(Raw records):
┄┄┄┄┄┄┄┄┄┄┄┄┄┄┄┄┄┄┄┄

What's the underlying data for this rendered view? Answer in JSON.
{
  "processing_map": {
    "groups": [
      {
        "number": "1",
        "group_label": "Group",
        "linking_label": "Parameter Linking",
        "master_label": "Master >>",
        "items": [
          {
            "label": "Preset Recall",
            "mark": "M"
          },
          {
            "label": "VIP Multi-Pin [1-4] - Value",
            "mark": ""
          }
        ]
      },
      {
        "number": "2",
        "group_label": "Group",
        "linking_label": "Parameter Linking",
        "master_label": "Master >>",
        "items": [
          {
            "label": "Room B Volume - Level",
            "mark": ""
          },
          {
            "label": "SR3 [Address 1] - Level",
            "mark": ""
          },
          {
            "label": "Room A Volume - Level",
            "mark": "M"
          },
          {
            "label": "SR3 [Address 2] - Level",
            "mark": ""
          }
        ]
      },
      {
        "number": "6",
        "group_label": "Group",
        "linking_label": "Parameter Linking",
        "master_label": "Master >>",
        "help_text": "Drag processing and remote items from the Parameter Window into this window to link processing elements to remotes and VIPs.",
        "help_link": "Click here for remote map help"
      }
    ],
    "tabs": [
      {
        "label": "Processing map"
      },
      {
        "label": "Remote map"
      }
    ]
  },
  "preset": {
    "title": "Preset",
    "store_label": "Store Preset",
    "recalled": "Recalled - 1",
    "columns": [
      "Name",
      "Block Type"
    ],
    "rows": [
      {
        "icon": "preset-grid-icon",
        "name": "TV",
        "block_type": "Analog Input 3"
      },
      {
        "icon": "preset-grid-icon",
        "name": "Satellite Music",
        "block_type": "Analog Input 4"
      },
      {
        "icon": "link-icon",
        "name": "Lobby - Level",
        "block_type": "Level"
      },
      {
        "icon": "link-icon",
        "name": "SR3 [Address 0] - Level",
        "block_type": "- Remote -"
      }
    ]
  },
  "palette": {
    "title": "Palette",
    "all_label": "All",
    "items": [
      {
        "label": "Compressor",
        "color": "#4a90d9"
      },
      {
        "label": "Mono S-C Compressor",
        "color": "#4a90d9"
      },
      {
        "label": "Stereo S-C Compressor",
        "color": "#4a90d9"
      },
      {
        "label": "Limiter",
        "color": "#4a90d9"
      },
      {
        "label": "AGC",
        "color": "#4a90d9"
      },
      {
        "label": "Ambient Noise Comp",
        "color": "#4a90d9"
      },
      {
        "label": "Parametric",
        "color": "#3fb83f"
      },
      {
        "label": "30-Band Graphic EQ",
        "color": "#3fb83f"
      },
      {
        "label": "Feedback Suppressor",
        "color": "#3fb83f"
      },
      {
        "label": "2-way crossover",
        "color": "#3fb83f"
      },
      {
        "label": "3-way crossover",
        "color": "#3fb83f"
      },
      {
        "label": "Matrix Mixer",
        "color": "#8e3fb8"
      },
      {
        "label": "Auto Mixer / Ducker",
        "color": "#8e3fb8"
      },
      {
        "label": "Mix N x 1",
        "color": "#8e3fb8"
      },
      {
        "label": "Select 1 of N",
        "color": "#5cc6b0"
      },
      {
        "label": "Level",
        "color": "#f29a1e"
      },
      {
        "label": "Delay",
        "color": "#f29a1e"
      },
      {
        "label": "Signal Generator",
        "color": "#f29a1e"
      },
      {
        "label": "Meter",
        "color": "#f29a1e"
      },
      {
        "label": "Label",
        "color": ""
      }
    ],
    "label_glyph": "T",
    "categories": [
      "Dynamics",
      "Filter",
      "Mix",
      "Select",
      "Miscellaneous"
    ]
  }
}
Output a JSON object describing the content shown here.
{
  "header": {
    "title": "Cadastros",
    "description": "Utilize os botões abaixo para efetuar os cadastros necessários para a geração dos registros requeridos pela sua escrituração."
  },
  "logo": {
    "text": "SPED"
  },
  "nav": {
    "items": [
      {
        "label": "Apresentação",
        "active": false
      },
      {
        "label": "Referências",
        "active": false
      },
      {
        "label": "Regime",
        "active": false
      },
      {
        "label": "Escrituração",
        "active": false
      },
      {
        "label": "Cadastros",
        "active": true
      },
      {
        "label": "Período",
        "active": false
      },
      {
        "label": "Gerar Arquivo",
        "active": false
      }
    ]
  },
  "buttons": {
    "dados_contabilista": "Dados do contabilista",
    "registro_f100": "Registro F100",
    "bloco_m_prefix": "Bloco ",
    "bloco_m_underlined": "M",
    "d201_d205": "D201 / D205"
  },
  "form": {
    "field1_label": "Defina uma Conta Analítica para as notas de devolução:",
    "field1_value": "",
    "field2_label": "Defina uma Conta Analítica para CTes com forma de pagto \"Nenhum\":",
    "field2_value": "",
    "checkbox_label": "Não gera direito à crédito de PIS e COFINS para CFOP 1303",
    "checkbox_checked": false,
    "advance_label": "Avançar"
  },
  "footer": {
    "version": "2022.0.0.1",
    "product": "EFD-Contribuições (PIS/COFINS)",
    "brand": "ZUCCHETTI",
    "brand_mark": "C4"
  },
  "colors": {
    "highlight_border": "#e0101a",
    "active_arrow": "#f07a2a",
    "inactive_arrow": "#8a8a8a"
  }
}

┄┄┄┄┄┄┄┄┄┄┄┄┄┄┄┄┄┄┄┄

(Aim of the task): Quote all of the entries verbatim.

(Written solution):
What's the underlying data for this rendered view? Answer in JSON.
{
  "processing_map": {
    "groups": [
      {
        "number": "1",
        "group_label": "Group",
        "linking_label": "Parameter Linking",
        "master_label": "Master >>",
        "items": [
          {
            "label": "Preset Recall",
            "mark": "M"
          },
          {
            "label": "VIP Multi-Pin [1-4] - Value",
            "mark": ""
          }
        ]
      },
      {
        "number": "2",
        "group_label": "Group",
        "linking_label": "Parameter Linking",
        "master_label": "Master >>",
        "items": [
          {
            "label": "Room B Volume - Level",
            "mark": ""
          },
          {
            "label": "SR3 [Address 1] - Level",
            "mark": ""
          },
          {
            "label": "Room A Volume - Level",
            "mark": "M"
          },
          {
            "label": "SR3 [Address 2] - Level",
            "mark": ""
          }
        ]
      },
      {
        "number": "6",
        "group_label": "Group",
        "linking_label": "Parameter Linking",
        "master_label": "Master >>",
        "help_text": "Drag processing and remote items from the Parameter Window into this window to link processing elements to remotes and VIPs.",
        "help_link": "Click here for remote map help"
      }
    ],
    "tabs": [
      {
        "label": "Processing map"
      },
      {
        "label": "Remote map"
      }
    ]
  },
  "preset": {
    "title": "Preset",
    "store_label": "Store Preset",
    "recalled": "Recalled - 1",
    "columns": [
      "Name",
      "Block Type"
    ],
    "rows": [
      {
        "icon": "preset-grid-icon",
        "name": "TV",
        "block_type": "Analog Input 3"
      },
      {
        "icon": "preset-grid-icon",
        "name": "Satellite Music",
        "block_type": "Analog Input 4"
      },
      {
        "icon": "link-icon",
        "name": "Lobby - Level",
        "block_type": "Level"
      },
      {
        "icon": "link-icon",
        "name": "SR3 [Address 0] - Level",
        "block_type": "- Remote -"
      }
    ]
  },
  "palette": {
    "title": "Palette",
    "all_label": "All",
    "items": [
      {
        "label": "Compressor",
        "color": "#4a90d9"
      },
      {
        "label": "Mono S-C Compressor",
        "color": "#4a90d9"
      },
      {
        "label": "Stereo S-C Compressor",
        "color": "#4a90d9"
      },
      {
        "label": "Limiter",
        "color": "#4a90d9"
      },
      {
        "label": "AGC",
        "color": "#4a90d9"
      },
      {
        "label": "Ambient Noise Comp",
        "color": "#4a90d9"
      },
      {
        "label": "Parametric",
        "color": "#3fb83f"
      },
      {
        "label": "30-Band Graphic EQ",
        "color": "#3fb83f"
      },
      {
        "label": "Feedback Suppressor",
        "color": "#3fb83f"
      },
      {
        "label": "2-way crossover",
        "color": "#3fb83f"
      },
      {
        "label": "3-way crossover",
        "color": "#3fb83f"
      },
      {
        "label": "Matrix Mixer",
        "color": "#8e3fb8"
      },
      {
        "label": "Auto Mixer / Ducker",
        "color": "#8e3fb8"
      },
      {
        "label": "Mix N x 1",
        "color": "#8e3fb8"
      },
      {
        "label": "Select 1 of N",
        "color": "#5cc6b0"
      },
      {
        "label": "Level",
        "color": "#f29a1e"
      },
      {
        "label": "Delay",
        "color": "#f29a1e"
      },
      {
        "label": "Signal Generator",
        "color": "#f29a1e"
      },
      {
        "label": "Meter",
        "color": "#f29a1e"
      },
      {
        "label": "Label",
        "color": ""
      }
    ],
    "label_glyph": "T",
    "categories": [
      "Dynamics",
      "Filter",
      "Mix",
      "Select",
      "Miscellaneous"
    ]
  }
}
Output a JSON object describing the content shown here.
{
  "header": {
    "title": "Cadastros",
    "description": "Utilize os botões abaixo para efetuar os cadastros necessários para a geração dos registros requeridos pela sua escrituração."
  },
  "logo": {
    "text": "SPED"
  },
  "nav": {
    "items": [
      {
        "label": "Apresentação",
        "active": false
      },
      {
        "label": "Referências",
        "active": false
      },
      {
        "label": "Regime",
        "active": false
      },
      {
        "label": "Escrituração",
        "active": false
      },
      {
        "label": "Cadastros",
        "active": true
      },
      {
        "label": "Período",
        "active": false
      },
      {
        "label": "Gerar Arquivo",
        "active": false
      }
    ]
  },
  "buttons": {
    "dados_contabilista": "Dados do contabilista",
    "registro_f100": "Registro F100",
    "bloco_m_prefix": "Bloco ",
    "bloco_m_underlined": "M",
    "d201_d205": "D201 / D205"
  },
  "form": {
    "field1_label": "Defina uma Conta Analítica para as notas de devolução:",
    "field1_value": "",
    "field2_label": "Defina uma Conta Analítica para CTes com forma de pagto \"Nenhum\":",
    "field2_value": "",
    "checkbox_label": "Não gera direito à crédito de PIS e COFINS para CFOP 1303",
    "checkbox_checked": false,
    "advance_label": "Avançar"
  },
  "footer": {
    "version": "2022.0.0.1",
    "product": "EFD-Contribuições (PIS/COFINS)",
    "brand": "ZUCCHETTI",
    "brand_mark": "C4"
  },
  "colors": {
    "highlight_border": "#e0101a",
    "active_arrow": "#f07a2a",
    "inactive_arrow": "#8a8a8a"
  }
}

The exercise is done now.